#### Exercise details:
Copy the listing verbatim, excluding any images found in it.
= = =
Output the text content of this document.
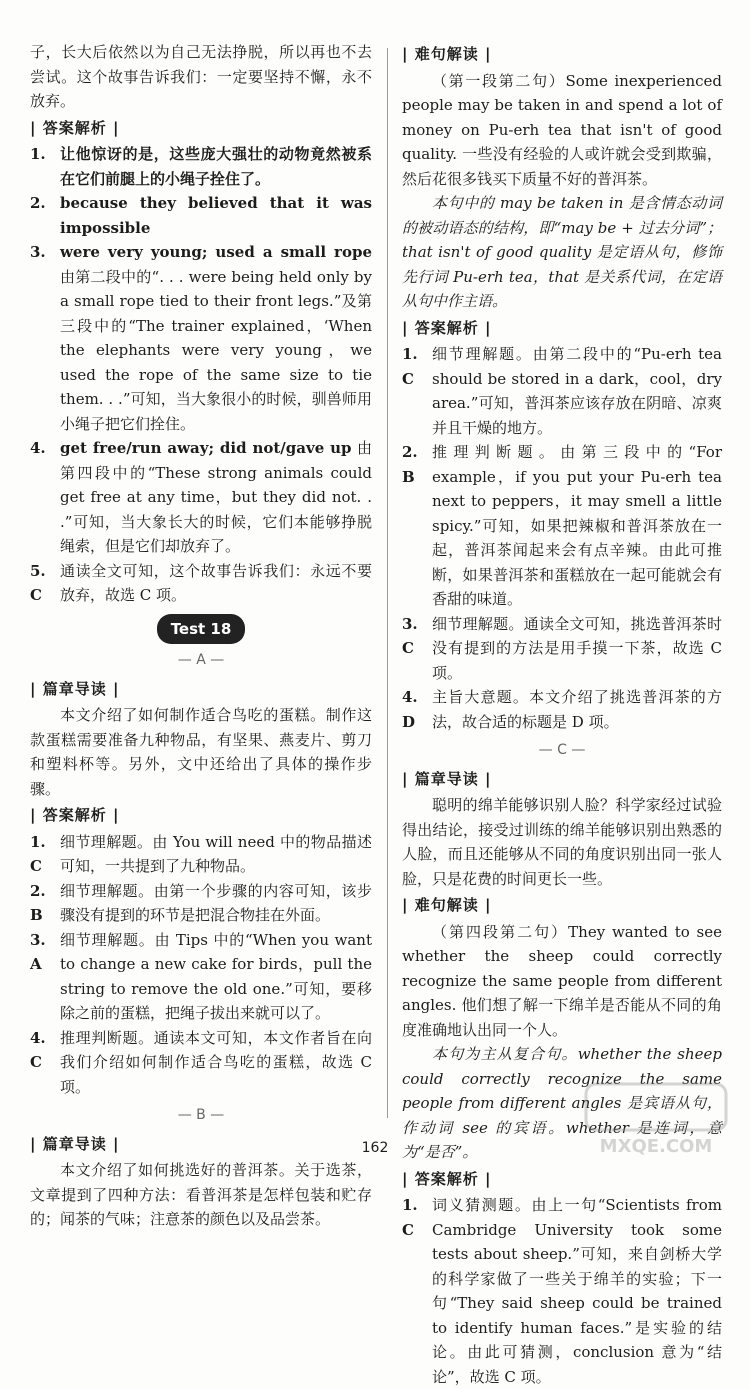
子，长大后依然以为自己无法挣脱，所以再也不去尝试。这个故事告诉我们：一定要坚持不懈，永不放弃。

| 答案解析 |
1. 让他惊讶的是，这些庞大强壮的动物竟然被系在它们前腿上的小绳子拴住了。
2. because they believed that it was impossible
3. were very young; used a small rope 由第二段中的“. . . were being held only by a small rope tied to their front legs.”及第三段中的“The trainer explained，‘When the elephants were very young，we used the rope of the same size to tie them. . .”可知，当大象很小的时候，驯兽师用小绳子把它们拴住。
4. get free/run away; did not/gave up 由第四段中的“These strong animals could get free at any time，but they did not. . .”可知，当大象长大的时候，它们本能够挣脱绳索，但是它们却放弃了。
5. C
通读全文可知，这个故事告诉我们：永远不要放弃，故选 C 项。
Test 18
— A —
| 篇章导读 |

本文介绍了如何制作适合鸟吃的蛋糕。制作这款蛋糕需要准备九种物品，有坚果、燕麦片、剪刀和塑料杯等。另外，文中还给出了具体的操作步骤。

| 答案解析 |
1. C
细节理解题。由 You will need 中的物品描述可知，一共提到了九种物品。
2. B
细节理解题。由第一个步骤的内容可知，该步骤没有提到的环节是把混合物挂在外面。
3. A
细节理解题。由 Tips 中的“When you want to change a new cake for birds，pull the string to remove the old one.”可知，要移除之前的蛋糕，把绳子拔出来就可以了。
4. C
推理判断题。通读本文可知，本文作者旨在向我们介绍如何制作适合鸟吃的蛋糕，故选 C 项。
— B —
| 篇章导读 |

本文介绍了如何挑选好的普洱茶。关于选茶，文章提到了四种方法：看普洱茶是怎样包装和贮存的；闻茶的气味；注意茶的颜色以及品尝茶。

| 难句解读 |

（第一段第二句）Some inexperienced people may be taken in and spend a lot of money on Pu-erh tea that isn't of good quality. 一些没有经验的人或许就会受到欺骗，然后花很多钱买下质量不好的普洱茶。

本句中的 may be taken in 是含情态动词的被动语态的结构，即“may be + 过去分词”；that isn't of good quality 是定语从句，修饰先行词 Pu-erh tea，that 是关系代词，在定语从句中作主语。

| 答案解析 |
1. C
细节理解题。由第二段中的“Pu-erh tea should be stored in a dark，cool，dry area.”可知，普洱茶应该存放在阴暗、凉爽并且干燥的地方。
2. B
推理判断题。由第三段中的“For example，if you put your Pu-erh tea next to peppers，it may smell a little spicy.”可知，如果把辣椒和普洱茶放在一起，普洱茶闻起来会有点辛辣。由此可推断，如果普洱茶和蛋糕放在一起可能就会有香甜的味道。
3. C
细节理解题。通读全文可知，挑选普洱茶时没有提到的方法是用手摸一下茶，故选 C 项。
4. D
主旨大意题。本文介绍了挑选普洱茶的方法，故合适的标题是 D 项。
— C —
| 篇章导读 |

聪明的绵羊能够识别人脸？科学家经过试验得出结论，接受过训练的绵羊能够识别出熟悉的人脸，而且还能够从不同的角度识别出同一张人脸，只是花费的时间更长一些。

| 难句解读 |

（第四段第二句）They wanted to see whether the sheep could correctly recognize the same people from different angles. 他们想了解一下绵羊是否能从不同的角度准确地认出同一个人。

本句为主从复合句。whether the sheep could correctly recognize the same people from different angles 是宾语从句，作动词 see 的宾语。whether 是连词，意为“是否”。

| 答案解析 |
1. C
词义猜测题。由上一句“Scientists from Cambridge University took some tests about sheep.”可知，来自剑桥大学的科学家做了一些关于绵羊的实验；下一句“They said sheep could be trained to identify human faces.”是实验的结论。由此可猜测，conclusion 意为“结论”，故选 C 项。
162	MXQE.COM
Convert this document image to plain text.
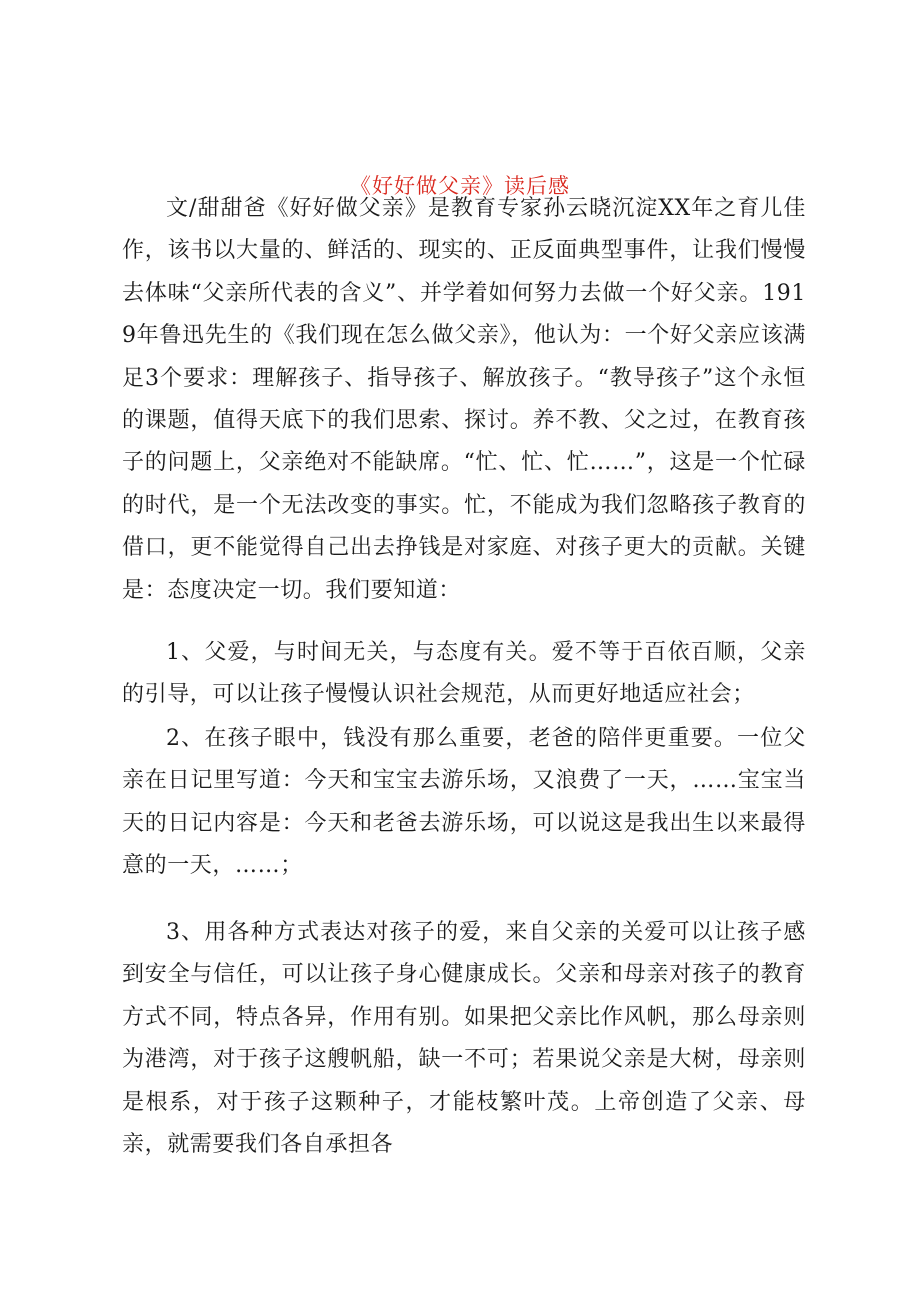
《好好做父亲》读后感

文/甜甜爸《好好做父亲》是教育专家孙云晓沉淀XX年之育儿佳作，该书以大量的、鲜活的、现实的、正反面典型事件，让我们慢慢去体味“父亲所代表的含义”、并学着如何努力去做一个好父亲。1919年鲁迅先生的《我们现在怎么做父亲》，他认为：一个好父亲应该满足3个要求：理解孩子、指导孩子、解放孩子。“教导孩子”这个永恒的课题，值得天底下的我们思索、探讨。养不教、父之过，在教育孩子的问题上，父亲绝对不能缺席。“忙、忙、忙……”，这是一个忙碌的时代，是一个无法改变的事实。忙，不能成为我们忽略孩子教育的借口，更不能觉得自己出去挣钱是对家庭、对孩子更大的贡献。关键是：态度决定一切。我们要知道：

1、父爱，与时间无关，与态度有关。爱不等于百依百顺，父亲的引导，可以让孩子慢慢认识社会规范，从而更好地适应社会；

2、在孩子眼中，钱没有那么重要，老爸的陪伴更重要。一位父亲在日记里写道：今天和宝宝去游乐场，又浪费了一天，……宝宝当天的日记内容是：今天和老爸去游乐场，可以说这是我出生以来最得意的一天，……；

3、用各种方式表达对孩子的爱，来自父亲的关爱可以让孩子感到安全与信任，可以让孩子身心健康成长。父亲和母亲对孩子的教育方式不同，特点各异，作用有别。如果把父亲比作风帆，那么母亲则为港湾，对于孩子这艘帆船，缺一不可；若果说父亲是大树，母亲则是根系，对于孩子这颗种子，才能枝繁叶茂。上帝创造了父亲、母亲，就需要我们各自承担各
= = =
#### Result of the exercise:
Output the text content of this document.
子，长大后依然以为自己无法挣脱，所以再也不去尝试。这个故事告诉我们：一定要坚持不懈，永不放弃。

| 答案解析 |
1. 让他惊讶的是，这些庞大强壮的动物竟然被系在它们前腿上的小绳子拴住了。
2. because they believed that it was impossible
3. were very young; used a small rope 由第二段中的“. . . were being held only by a small rope tied to their front legs.”及第三段中的“The trainer explained，‘When the elephants were very young，we used the rope of the same size to tie them. . .”可知，当大象很小的时候，驯兽师用小绳子把它们拴住。
4. get free/run away; did not/gave up 由第四段中的“These strong animals could get free at any time，but they did not. . .”可知，当大象长大的时候，它们本能够挣脱绳索，但是它们却放弃了。
5. C
通读全文可知，这个故事告诉我们：永远不要放弃，故选 C 项。
Test 18
— A —
| 篇章导读 |

本文介绍了如何制作适合鸟吃的蛋糕。制作这款蛋糕需要准备九种物品，有坚果、燕麦片、剪刀和塑料杯等。另外，文中还给出了具体的操作步骤。

| 答案解析 |
1. C
细节理解题。由 You will need 中的物品描述可知，一共提到了九种物品。
2. B
细节理解题。由第一个步骤的内容可知，该步骤没有提到的环节是把混合物挂在外面。
3. A
细节理解题。由 Tips 中的“When you want to change a new cake for birds，pull the string to remove the old one.”可知，要移除之前的蛋糕，把绳子拔出来就可以了。
4. C
推理判断题。通读本文可知，本文作者旨在向我们介绍如何制作适合鸟吃的蛋糕，故选 C 项。
— B —
| 篇章导读 |

本文介绍了如何挑选好的普洱茶。关于选茶，文章提到了四种方法：看普洱茶是怎样包装和贮存的；闻茶的气味；注意茶的颜色以及品尝茶。

| 难句解读 |

（第一段第二句）Some inexperienced people may be taken in and spend a lot of money on Pu-erh tea that isn't of good quality. 一些没有经验的人或许就会受到欺骗，然后花很多钱买下质量不好的普洱茶。

本句中的 may be taken in 是含情态动词的被动语态的结构，即“may be + 过去分词”；that isn't of good quality 是定语从句，修饰先行词 Pu-erh tea，that 是关系代词，在定语从句中作主语。

| 答案解析 |
1. C
细节理解题。由第二段中的“Pu-erh tea should be stored in a dark，cool，dry area.”可知，普洱茶应该存放在阴暗、凉爽并且干燥的地方。
2. B
推理判断题。由第三段中的“For example，if you put your Pu-erh tea next to peppers，it may smell a little spicy.”可知，如果把辣椒和普洱茶放在一起，普洱茶闻起来会有点辛辣。由此可推断，如果普洱茶和蛋糕放在一起可能就会有香甜的味道。
3. C
细节理解题。通读全文可知，挑选普洱茶时没有提到的方法是用手摸一下茶，故选 C 项。
4. D
主旨大意题。本文介绍了挑选普洱茶的方法，故合适的标题是 D 项。
— C —
| 篇章导读 |

聪明的绵羊能够识别人脸？科学家经过试验得出结论，接受过训练的绵羊能够识别出熟悉的人脸，而且还能够从不同的角度识别出同一张人脸，只是花费的时间更长一些。

| 难句解读 |

（第四段第二句）They wanted to see whether the sheep could correctly recognize the same people from different angles. 他们想了解一下绵羊是否能从不同的角度准确地认出同一个人。

本句为主从复合句。whether the sheep could correctly recognize the same people from different angles 是宾语从句，作动词 see 的宾语。whether 是连词，意为“是否”。

| 答案解析 |
1. C
词义猜测题。由上一句“Scientists from Cambridge University took some tests about sheep.”可知，来自剑桥大学的科学家做了一些关于绵羊的实验；下一句“They said sheep could be trained to identify human faces.”是实验的结论。由此可猜测，conclusion 意为“结论”，故选 C 项。
162	MXQE.COM
Convert this document image to plain text.
《好好做父亲》读后感

文/甜甜爸《好好做父亲》是教育专家孙云晓沉淀XX年之育儿佳作，该书以大量的、鲜活的、现实的、正反面典型事件，让我们慢慢去体味“父亲所代表的含义”、并学着如何努力去做一个好父亲。1919年鲁迅先生的《我们现在怎么做父亲》，他认为：一个好父亲应该满足3个要求：理解孩子、指导孩子、解放孩子。“教导孩子”这个永恒的课题，值得天底下的我们思索、探讨。养不教、父之过，在教育孩子的问题上，父亲绝对不能缺席。“忙、忙、忙……”，这是一个忙碌的时代，是一个无法改变的事实。忙，不能成为我们忽略孩子教育的借口，更不能觉得自己出去挣钱是对家庭、对孩子更大的贡献。关键是：态度决定一切。我们要知道：

1、父爱，与时间无关，与态度有关。爱不等于百依百顺，父亲的引导，可以让孩子慢慢认识社会规范，从而更好地适应社会；

2、在孩子眼中，钱没有那么重要，老爸的陪伴更重要。一位父亲在日记里写道：今天和宝宝去游乐场，又浪费了一天，……宝宝当天的日记内容是：今天和老爸去游乐场，可以说这是我出生以来最得意的一天，……；

3、用各种方式表达对孩子的爱，来自父亲的关爱可以让孩子感到安全与信任，可以让孩子身心健康成长。父亲和母亲对孩子的教育方式不同，特点各异，作用有别。如果把父亲比作风帆，那么母亲则为港湾，对于孩子这艘帆船，缺一不可；若果说父亲是大树，母亲则是根系，对于孩子这颗种子，才能枝繁叶茂。上帝创造了父亲、母亲，就需要我们各自承担各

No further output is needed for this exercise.